Supplied text »
- Opening Delimiter -
I've read somewhere that the Reflect polyfill (needed to read decorators at runtime) isn't needed if the Angular app has been built with AoT enabled... How does Angular stores the decorators?

In fact, Angular plans to remove dependency on the Reflect object even in runtime. For that reason, in the newest v5 the Reflect.defineMetadata has been replaced with Object.defineProperty in the makeDecorator that is responsible for attaching the metadata to the class. Here is the relevant code:

export const ANNOTATIONS = '__annotations__';
export function makeDecorator(
    ...
    const TypeDecorator: TypeDecorator = <TypeDecorator>function TypeDecorator(cls: Type<any>) {
      // Use of Object.defineProperty is important since it creates non-enumerable property which
      // prevents the property is copied during subclassing.
      const annotations = cls.hasOwnProperty(ANNOTATIONS) ?
- Closing Delimiter -
Dataset records:
- Opening Delimiter -
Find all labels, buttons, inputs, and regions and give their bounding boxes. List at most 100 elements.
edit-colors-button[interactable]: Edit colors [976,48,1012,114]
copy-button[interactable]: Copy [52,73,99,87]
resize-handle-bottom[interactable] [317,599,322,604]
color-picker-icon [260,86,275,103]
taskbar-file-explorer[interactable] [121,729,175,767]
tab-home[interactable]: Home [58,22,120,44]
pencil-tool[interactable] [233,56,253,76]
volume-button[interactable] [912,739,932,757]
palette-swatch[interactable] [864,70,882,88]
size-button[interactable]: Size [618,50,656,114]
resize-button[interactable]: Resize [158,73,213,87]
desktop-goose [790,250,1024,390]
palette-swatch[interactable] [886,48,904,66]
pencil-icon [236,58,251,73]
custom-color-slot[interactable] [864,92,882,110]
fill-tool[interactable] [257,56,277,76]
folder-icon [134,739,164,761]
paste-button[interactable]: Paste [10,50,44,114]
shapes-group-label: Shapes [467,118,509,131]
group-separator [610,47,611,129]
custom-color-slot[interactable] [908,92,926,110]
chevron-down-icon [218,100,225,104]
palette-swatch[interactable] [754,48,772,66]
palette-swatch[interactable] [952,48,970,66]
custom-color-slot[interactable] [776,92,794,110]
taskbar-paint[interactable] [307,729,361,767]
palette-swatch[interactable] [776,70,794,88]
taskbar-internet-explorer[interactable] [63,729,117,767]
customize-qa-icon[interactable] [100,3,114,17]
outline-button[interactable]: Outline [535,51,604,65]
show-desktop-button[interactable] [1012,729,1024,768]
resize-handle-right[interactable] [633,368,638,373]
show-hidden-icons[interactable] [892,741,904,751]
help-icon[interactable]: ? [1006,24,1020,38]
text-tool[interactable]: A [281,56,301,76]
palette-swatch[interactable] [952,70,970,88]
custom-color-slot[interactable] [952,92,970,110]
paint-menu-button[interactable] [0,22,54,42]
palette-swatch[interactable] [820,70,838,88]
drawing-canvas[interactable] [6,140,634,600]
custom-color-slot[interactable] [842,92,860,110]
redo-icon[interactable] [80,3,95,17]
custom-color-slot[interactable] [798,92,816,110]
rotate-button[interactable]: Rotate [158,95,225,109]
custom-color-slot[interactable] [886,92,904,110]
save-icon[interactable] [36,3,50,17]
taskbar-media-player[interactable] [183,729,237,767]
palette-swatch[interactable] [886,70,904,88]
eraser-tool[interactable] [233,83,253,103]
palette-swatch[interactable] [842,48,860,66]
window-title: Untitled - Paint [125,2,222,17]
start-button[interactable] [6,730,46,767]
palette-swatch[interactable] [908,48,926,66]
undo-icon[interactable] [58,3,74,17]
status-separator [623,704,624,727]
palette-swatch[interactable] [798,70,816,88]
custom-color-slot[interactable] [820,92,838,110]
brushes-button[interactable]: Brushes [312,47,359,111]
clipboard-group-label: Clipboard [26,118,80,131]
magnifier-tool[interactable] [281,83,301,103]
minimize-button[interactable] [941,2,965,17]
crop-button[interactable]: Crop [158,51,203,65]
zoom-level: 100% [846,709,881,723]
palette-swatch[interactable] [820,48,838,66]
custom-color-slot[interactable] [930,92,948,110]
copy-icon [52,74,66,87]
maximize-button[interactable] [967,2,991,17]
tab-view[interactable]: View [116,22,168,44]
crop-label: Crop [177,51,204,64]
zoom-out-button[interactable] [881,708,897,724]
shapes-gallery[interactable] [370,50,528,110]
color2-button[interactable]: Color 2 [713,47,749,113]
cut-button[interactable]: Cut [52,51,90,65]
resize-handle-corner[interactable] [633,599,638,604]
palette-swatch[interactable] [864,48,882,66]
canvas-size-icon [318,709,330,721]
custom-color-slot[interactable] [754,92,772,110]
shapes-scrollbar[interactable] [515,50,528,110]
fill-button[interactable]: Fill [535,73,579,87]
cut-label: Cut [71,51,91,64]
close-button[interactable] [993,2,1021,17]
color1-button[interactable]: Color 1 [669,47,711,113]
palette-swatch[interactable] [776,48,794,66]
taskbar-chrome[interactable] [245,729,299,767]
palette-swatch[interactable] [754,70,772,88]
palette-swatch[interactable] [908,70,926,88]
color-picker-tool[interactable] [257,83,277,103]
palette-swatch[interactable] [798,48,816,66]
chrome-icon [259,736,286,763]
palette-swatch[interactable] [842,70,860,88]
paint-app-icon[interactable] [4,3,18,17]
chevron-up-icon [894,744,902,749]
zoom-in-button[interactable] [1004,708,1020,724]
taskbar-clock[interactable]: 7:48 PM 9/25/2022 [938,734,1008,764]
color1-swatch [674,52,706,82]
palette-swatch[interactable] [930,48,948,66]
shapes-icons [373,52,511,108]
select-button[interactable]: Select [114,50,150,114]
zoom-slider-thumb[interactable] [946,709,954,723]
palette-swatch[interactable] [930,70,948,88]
- Closing Delimiter -
Brief 1 » List each name that the code in the Angular decorators text declares with the keyword const.
Brief 2 » Carry on the Angular decorators text from the point where it stops.

Written reply 1 » ANNOTATIONS, TypeDecorator, annotations

Written reply 2 »
          (cls as any)[ANNOTATIONS] :
          Object.defineProperty(cls, ANNOTATIONS, {value: []})[ANNOTATIONS]; <-----
      annotations.push(annotationInstance);
      return cls;
    };

It means that in the v5 you can access decorators on the component class like this:

export class AppComponent {
    constructor() {
        console.log((<any>AppComponent).__annotations__);
    }

Is there a reliable, future-proof way to read them? I don't think there's anything future-proof with Angular.

When compiling an application using AOT Angular uses static code analysis and heavily relies on the AST produced by the TS compiler. If you're interested in accessing decorators in the build time I guess that is the way to go and I would call it the most future-proof solution.